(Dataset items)
▼▼▼
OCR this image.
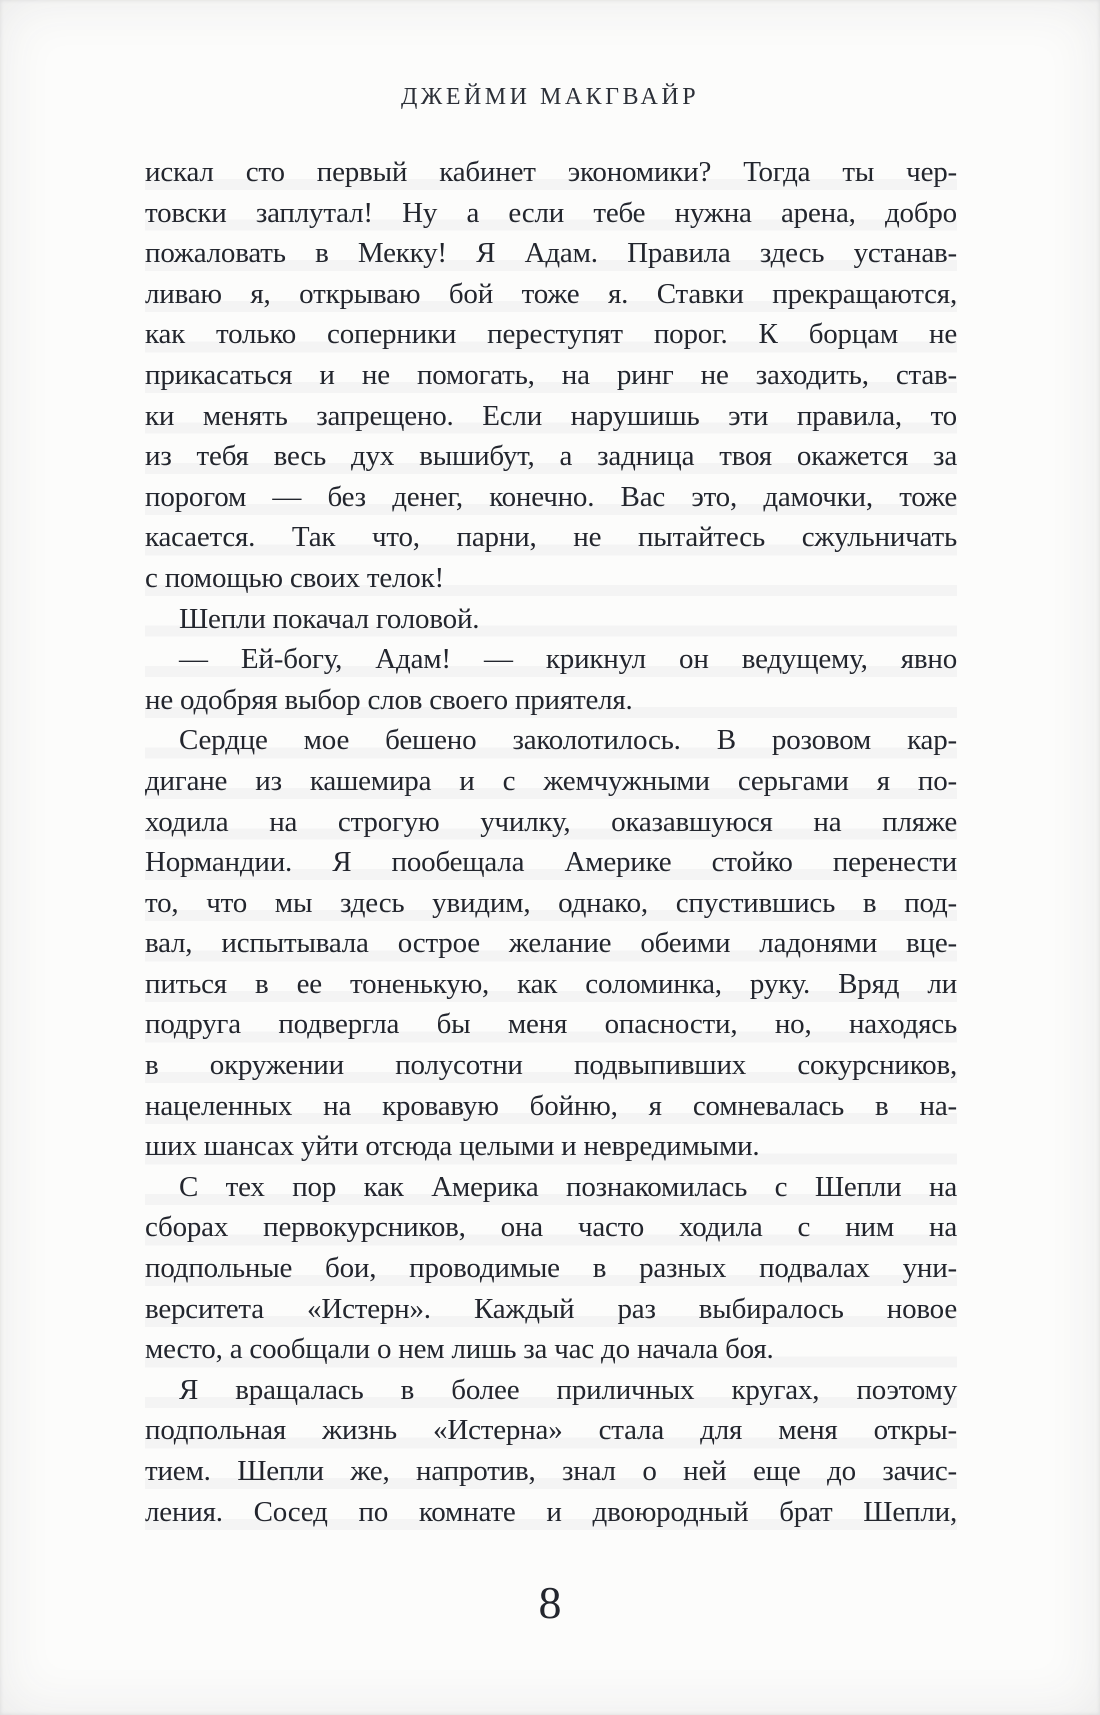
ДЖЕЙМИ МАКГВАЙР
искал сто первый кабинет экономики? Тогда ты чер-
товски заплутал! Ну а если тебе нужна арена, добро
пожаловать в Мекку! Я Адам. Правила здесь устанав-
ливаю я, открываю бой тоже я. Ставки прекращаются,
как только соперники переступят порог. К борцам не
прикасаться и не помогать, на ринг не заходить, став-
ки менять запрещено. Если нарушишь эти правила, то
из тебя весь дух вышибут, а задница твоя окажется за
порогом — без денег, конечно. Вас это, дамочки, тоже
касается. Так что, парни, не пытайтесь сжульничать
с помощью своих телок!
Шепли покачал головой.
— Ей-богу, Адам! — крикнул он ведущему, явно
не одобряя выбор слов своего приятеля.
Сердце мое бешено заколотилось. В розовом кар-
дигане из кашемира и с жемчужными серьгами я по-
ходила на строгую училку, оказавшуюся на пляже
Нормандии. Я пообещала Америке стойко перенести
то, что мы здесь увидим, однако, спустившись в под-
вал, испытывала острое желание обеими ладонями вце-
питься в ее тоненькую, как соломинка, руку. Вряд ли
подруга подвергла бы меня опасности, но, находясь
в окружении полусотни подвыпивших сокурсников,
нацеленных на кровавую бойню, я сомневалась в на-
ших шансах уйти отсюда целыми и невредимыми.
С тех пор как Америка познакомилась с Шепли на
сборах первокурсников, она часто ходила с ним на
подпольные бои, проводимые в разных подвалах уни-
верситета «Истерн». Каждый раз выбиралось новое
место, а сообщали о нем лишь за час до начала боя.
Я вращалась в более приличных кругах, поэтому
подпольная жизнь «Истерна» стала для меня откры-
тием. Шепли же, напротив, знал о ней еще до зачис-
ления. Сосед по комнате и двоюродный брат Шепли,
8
▲▲▲
YOUR INSTRUCTIONS:
Retype all entries exactly as they appear, dropping the images.

FINISHED EXERCISE:
OCR this image.
ДЖЕЙМИ МАКГВАЙР
искал сто первый кабинет экономики? Тогда ты чер-
товски заплутал! Ну а если тебе нужна арена, добро
пожаловать в Мекку! Я Адам. Правила здесь устанав-
ливаю я, открываю бой тоже я. Ставки прекращаются,
как только соперники переступят порог. К борцам не
прикасаться и не помогать, на ринг не заходить, став-
ки менять запрещено. Если нарушишь эти правила, то
из тебя весь дух вышибут, а задница твоя окажется за
порогом — без денег, конечно. Вас это, дамочки, тоже
касается. Так что, парни, не пытайтесь сжульничать
с помощью своих телок!
Шепли покачал головой.
— Ей-богу, Адам! — крикнул он ведущему, явно
не одобряя выбор слов своего приятеля.
Сердце мое бешено заколотилось. В розовом кар-
дигане из кашемира и с жемчужными серьгами я по-
ходила на строгую училку, оказавшуюся на пляже
Нормандии. Я пообещала Америке стойко перенести
то, что мы здесь увидим, однако, спустившись в под-
вал, испытывала острое желание обеими ладонями вце-
питься в ее тоненькую, как соломинка, руку. Вряд ли
подруга подвергла бы меня опасности, но, находясь
в окружении полусотни подвыпивших сокурсников,
нацеленных на кровавую бойню, я сомневалась в на-
ших шансах уйти отсюда целыми и невредимыми.
С тех пор как Америка познакомилась с Шепли на
сборах первокурсников, она часто ходила с ним на
подпольные бои, проводимые в разных подвалах уни-
верситета «Истерн». Каждый раз выбиралось новое
место, а сообщали о нем лишь за час до начала боя.
Я вращалась в более приличных кругах, поэтому
подпольная жизнь «Истерна» стала для меня откры-
тием. Шепли же, напротив, знал о ней еще до зачис-
ления. Сосед по комнате и двоюродный брат Шепли,
8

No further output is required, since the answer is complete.